> **JOB**:
Please copy every item below line for line, changing nothing, and leave the pictures out.
===== RECORD EXTRACTS
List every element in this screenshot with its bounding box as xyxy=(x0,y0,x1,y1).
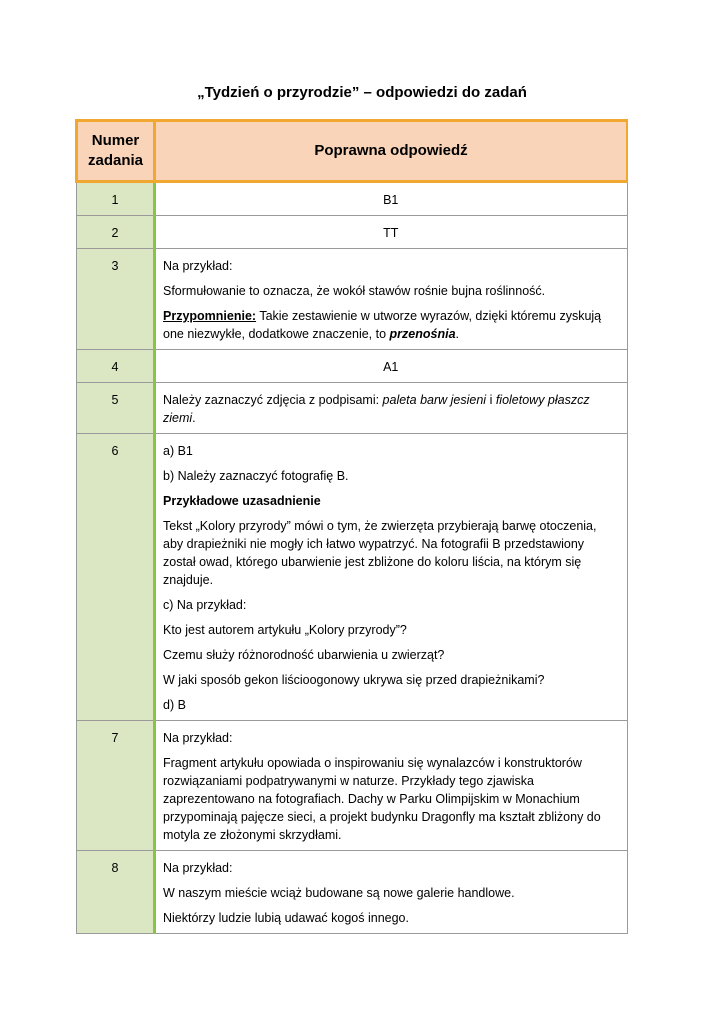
example-sentence: W naszym mieście wciąż budowane są nowe galerie handlowe. xyxy=(163,886,515,900)
reminder-term: przenośnia xyxy=(389,327,456,341)
example-question: W jaki sposób gekon liścioogonowy ukrywa się przed drapieżnikami? xyxy=(163,673,545,687)
table-row xyxy=(77,721,628,851)
task-answer: TT xyxy=(155,216,628,249)
answer-text: i xyxy=(486,393,496,407)
task-number: 8 xyxy=(77,851,155,934)
task-answer xyxy=(155,249,628,350)
table-row xyxy=(77,182,628,216)
task-number: 4 xyxy=(77,350,155,383)
answer-paragraph xyxy=(163,391,619,427)
table-row xyxy=(77,383,628,434)
justification-label: Przykładowe uzasadnienie xyxy=(163,494,321,508)
reminder-text: Takie zestawienie w utworze wyrazów, dzięki któremu zyskują one niezwykłe, dodatkowe znaczenie, to xyxy=(163,309,602,341)
reminder-end: . xyxy=(455,327,460,341)
answer-text: . xyxy=(192,411,196,425)
example-label: Na przykład: xyxy=(163,731,233,745)
example-question: Czemu służy różnorodność ubarwienia u zwierząt? xyxy=(163,648,445,662)
example-label: Na przykład: xyxy=(163,259,233,273)
subanswer-d: d) B xyxy=(163,698,186,712)
page-title: „Tydzień o przyrodzie” – odpowiedzi do zadań xyxy=(197,84,527,101)
table-row xyxy=(77,350,628,383)
header-task-number: Numer zadania xyxy=(77,121,155,182)
task-number: 7 xyxy=(77,721,155,851)
answer-text: Należy zaznaczyć zdjęcia z podpisami: xyxy=(163,393,383,407)
justification-text: Tekst „Kolory przyrody” mówi o tym, że zwierzęta przybierają barwę otoczenia, aby drapieżniki nie mogły ich łatwo wypatrzyć. Na fotografii B przedstawiony został owad, którego ubarwienie jest zbliżone do koloru liścia, na którym się znajduje. xyxy=(163,519,597,587)
answer-paragraph: Fragment artykułu opowiada o inspirowaniu się wynalazców i konstruktorów rozwiązaniami podpatrywanymi w naturze. Przykłady tego zjawiska zaprezentowano na fotografiach. Dachy w Parku Olimpijskim w Monachium przypominają pajęcze sieci, a projekt budynku Dragonfly ma kształt zbliżony do motyla ze złożonymi skrzydłami. xyxy=(163,756,601,842)
table-row xyxy=(77,434,628,721)
subanswer-b: b) Należy zaznaczyć fotografię B. xyxy=(163,469,349,483)
photo-caption: fioletowy płaszcz ziemi xyxy=(163,393,590,425)
task-answer xyxy=(155,434,628,721)
task-number: 5 xyxy=(77,383,155,434)
answers-table xyxy=(75,119,628,934)
task-answer: A1 xyxy=(155,350,628,383)
example-sentence: Niektórzy ludzie lubią udawać kogoś innego. xyxy=(163,911,409,925)
example-label: Na przykład: xyxy=(163,861,233,875)
example-question: Kto jest autorem artykułu „Kolory przyrody”? xyxy=(163,623,407,637)
subanswer-a: a) B1 xyxy=(163,444,193,458)
table-row xyxy=(77,851,628,934)
task-answer xyxy=(155,851,628,934)
photo-caption: paleta barw jesieni xyxy=(382,393,487,407)
task-number: 6 xyxy=(77,434,155,721)
table-row xyxy=(77,216,628,249)
task-number: 1 xyxy=(77,182,155,216)
table-row xyxy=(77,249,628,350)
task-number: 2 xyxy=(77,216,155,249)
reminder-label: Przypomnienie: xyxy=(163,309,257,323)
subanswer-c: c) Na przykład: xyxy=(163,598,247,612)
task-answer xyxy=(155,721,628,851)
table-header-row xyxy=(77,121,628,182)
header-correct-answer: Poprawna odpowiedź xyxy=(155,121,628,182)
task-number: 3 xyxy=(77,249,155,350)
task-answer xyxy=(155,383,628,434)
task-answer: B1 xyxy=(155,182,628,216)
reminder-paragraph xyxy=(163,307,619,343)
answer-sentence: Sformułowanie to oznacza, że wokół stawów rośnie bujna roślinność. xyxy=(163,284,546,298)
==========
> **FULL RESPONSE**:
List every element in this screenshot with its bounding box as xyxy=(x0,y0,x1,y1).
example-sentence: W naszym mieście wciąż budowane są nowe galerie handlowe. xyxy=(163,886,515,900)
reminder-term: przenośnia xyxy=(389,327,456,341)
example-question: W jaki sposób gekon liścioogonowy ukrywa się przed drapieżnikami? xyxy=(163,673,545,687)
table-row xyxy=(77,721,628,851)
task-answer: TT xyxy=(155,216,628,249)
answer-text: i xyxy=(486,393,496,407)
task-number: 8 xyxy=(77,851,155,934)
task-answer xyxy=(155,249,628,350)
table-row xyxy=(77,182,628,216)
task-number: 4 xyxy=(77,350,155,383)
answer-paragraph xyxy=(163,391,619,427)
table-row xyxy=(77,383,628,434)
justification-label: Przykładowe uzasadnienie xyxy=(163,494,321,508)
reminder-text: Takie zestawienie w utworze wyrazów, dzięki któremu zyskują one niezwykłe, dodatkowe znaczenie, to xyxy=(163,309,602,341)
reminder-end: . xyxy=(455,327,460,341)
answer-text: . xyxy=(192,411,196,425)
example-label: Na przykład: xyxy=(163,731,233,745)
example-question: Czemu służy różnorodność ubarwienia u zwierząt? xyxy=(163,648,445,662)
example-label: Na przykład: xyxy=(163,259,233,273)
subanswer-d: d) B xyxy=(163,698,186,712)
page-title: „Tydzień o przyrodzie” – odpowiedzi do zadań xyxy=(197,84,527,101)
table-row xyxy=(77,350,628,383)
header-task-number: Numer zadania xyxy=(77,121,155,182)
task-number: 7 xyxy=(77,721,155,851)
answer-text: Należy zaznaczyć zdjęcia z podpisami: xyxy=(163,393,383,407)
justification-text: Tekst „Kolory przyrody” mówi o tym, że zwierzęta przybierają barwę otoczenia, aby drapieżniki nie mogły ich łatwo wypatrzyć. Na fotografii B przedstawiony został owad, którego ubarwienie jest zbliżone do koloru liścia, na którym się znajduje. xyxy=(163,519,597,587)
answer-paragraph: Fragment artykułu opowiada o inspirowaniu się wynalazców i konstruktorów rozwiązaniami podpatrywanymi w naturze. Przykłady tego zjawiska zaprezentowano na fotografiach. Dachy w Parku Olimpijskim w Monachium przypominają pajęcze sieci, a projekt budynku Dragonfly ma kształt zbliżony do motyla ze złożonymi skrzydłami. xyxy=(163,756,601,842)
table-row xyxy=(77,434,628,721)
subanswer-b: b) Należy zaznaczyć fotografię B. xyxy=(163,469,349,483)
photo-caption: fioletowy płaszcz ziemi xyxy=(163,393,590,425)
task-answer xyxy=(155,434,628,721)
task-number: 5 xyxy=(77,383,155,434)
answers-table xyxy=(75,119,628,934)
task-answer: A1 xyxy=(155,350,628,383)
example-sentence: Niektórzy ludzie lubią udawać kogoś innego. xyxy=(163,911,409,925)
example-label: Na przykład: xyxy=(163,861,233,875)
example-question: Kto jest autorem artykułu „Kolory przyrody”? xyxy=(163,623,407,637)
subanswer-a: a) B1 xyxy=(163,444,193,458)
table-row xyxy=(77,851,628,934)
task-answer xyxy=(155,851,628,934)
photo-caption: paleta barw jesieni xyxy=(382,393,487,407)
task-number: 6 xyxy=(77,434,155,721)
table-row xyxy=(77,216,628,249)
task-number: 1 xyxy=(77,182,155,216)
table-row xyxy=(77,249,628,350)
task-number: 2 xyxy=(77,216,155,249)
reminder-label: Przypomnienie: xyxy=(163,309,257,323)
subanswer-c: c) Na przykład: xyxy=(163,598,247,612)
task-answer xyxy=(155,721,628,851)
table-header-row xyxy=(77,121,628,182)
header-correct-answer: Poprawna odpowiedź xyxy=(155,121,628,182)
task-number: 3 xyxy=(77,249,155,350)
task-answer xyxy=(155,383,628,434)
task-answer: B1 xyxy=(155,182,628,216)
reminder-paragraph xyxy=(163,307,619,343)
answer-sentence: Sformułowanie to oznacza, że wokół stawów rośnie bujna roślinność. xyxy=(163,284,546,298)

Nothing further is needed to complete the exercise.